◆ Short exercise
Work out the number of lines containing "страховании". Give that number alone.
:: Extracted records ::
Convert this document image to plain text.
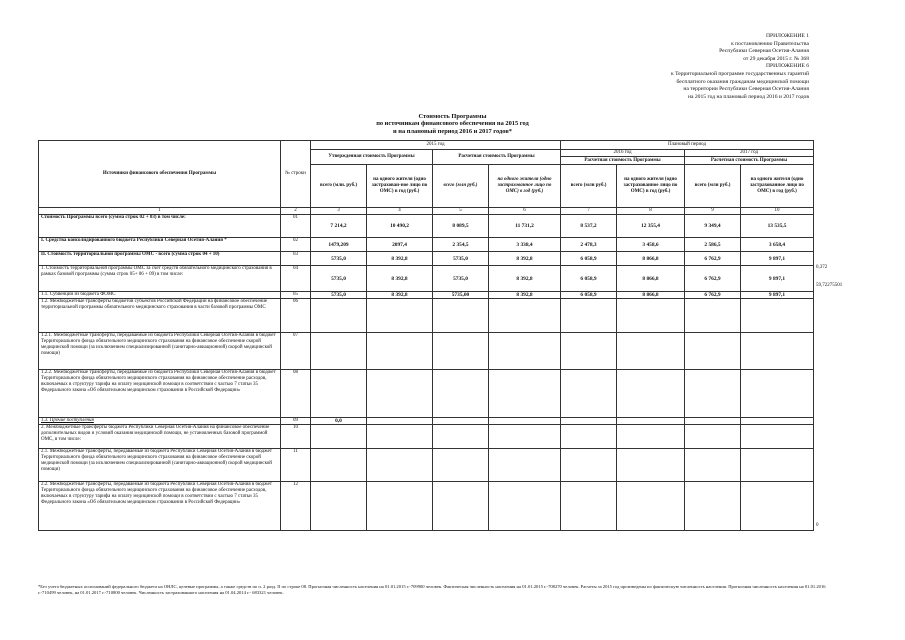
ПРИЛОЖЕНИЕ 1
к постановлению Правительства
Республики Северная Осетия-Алания
от 29 декабря 2015 г. № 368
ПРИЛОЖЕНИЕ 6
к Территориальной программе государственных гарантий
бесплатного оказания гражданам медицинской помощи
на территории Республики Северная Осетия-Алания
на 2015 год на плановый период 2016 и 2017 годов
Стоимость Программы
по источникам финансового обеспечения на 2015 год
и на плановый период 2016 и 2017 годов*
Источники финансового обеспечения Программы	№ строки	2015 год				Плановый период			
		Утвержденная стоимость Программы		Расчетная стоимость Программы		2016 год		2017 год	
						Расчетная стоимость Программы		Расчетная стоимость Программы	
		всего (млн. руб.)	на одного жителя (одно застрахован-ное лицо по ОМС) в год (руб.)	всего (млн руб.)	на одного жителя (одно застрахованное лицо по ОМС) в год (руб.)	всего (млн руб.)	на одного жителя (одно застрахованное лицо по ОМС) в год (руб.)	всего (млн руб.)	на одного жителя (одно застрахованное лицо по ОМС) в год (руб.)
1	2	3	4	5	6	7	8	9	10
Стоимость Программы всего (сумма строк 02 + 03) в том числе:	01	7 214,2	10 490,2	8 089,5	11 731,2	8 537,2	12 355,4	9 349,4	13 535,5
I. Средства консолидированного бюджета Республики Северная Осетия-Алания *	02	1479,209	2097,4	2 354,5	3 338,4	2 478,3	3 458,6	2 586,5	3 658,4
II. Стоимость территориальной программы ОМС - всего (сумма строк 04 + 10)	03	5735,0	8 392,8	5735,0	8 392,8	6 058,9	8 866,8	6 762,9	9 897,1
1. Стоимость территориальной программы ОМС за счет средств обязательного медицинского страхования в рамках базовой программы (сумма строк 05+ 06 + 09) в том числе:	04	5735,0	8 392,8	5735,0	8 392,8	6 058,9	8 866,8	6 762,9	9 897,1
1.1. Субвенции из бюджета ФОМС	05	5735,0	8 392,8	5735,00	8 392,8	6 058,9	8 866,8	6 762,9	9 897,1
1.2. Межбюджетные трансферты бюджетов субъектов Российской Федерации на финансовое обеспечение территориальной программы обязательного медицинского страхования в части базовой программы ОМС	06								
1.2.1. Межбюджетные трансферты, передаваемые из бюджета Республики Северная Осетия-Алания в бюджет Территориального фонда обязательного медицинского страхования на финансовое обеспечение скорой медицинской помощи (за исключением специализированной (санитарно-авиационной) скорой медицинской помощи)	07								
1.2.2. Межбюджетные трансферты, передаваемые из бюджета Республики Северная Осетия-Алания в бюджет Территориального фонда обязательного медицинского страхования на финансовое обеспечение расходов, включаемых в структуру тарифа на оплату медицинской помощи в соответствии с частью 7 статьи 35 Федерального закона «Об обязательном медицинском страховании в Российской Федерации»	08								
1.3. Прочие поступления	09	0,0							
2. Межбюджетные трансферты бюджета Республики Северная Осетия-Алания на финансовое обеспечение дополнительных видов и условий оказания медицинской помощи, не установленных базовой программой ОМС, в том числе:	10								
2.1. Межбюджетные трансферты, передаваемые из бюджета Республики Северная Осетия-Алания в бюджет Территориального фонда обязательного медицинского страхования на финансовое обеспечение скорой медицинской помощи (за исключением специализированной (санитарно-авиационной) скорой медицинской помощи)	11								
2.2. Межбюджетные трансферты, передаваемые из бюджета Республики Северная Осетия-Алания в бюджет Территориального фонда обязательного медицинского страхования на финансовое обеспечение расходов, включаемых в структуру тарифа на оплату медицинской помощи в соответствии с частью 7 статьи 35 Федерального закона «Об обязательном медицинском страховании в Российской Федерации»	12								
0,372
59,72275501
0
*Без учета бюджетных ассигнований федерального бюджета на ОНЛС, целевые программы, а также средств по п. 2 разд. II по строке 08. Прогнозная численность населения на 01.01.2015 г.-709900 человек. Фактическая численность населения на 01.01.2015 г.-708270 человек. Расчеты за 2015 год произведены по фактическую численность населения. Прогнозная численность населения на 01.01.2016 г.-710499 человек, на 01.01.2017 г.-710800 человек. Численность застрахованного населения на 01.04.2014 г.- 683321 человек.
:::
◆ Task result
2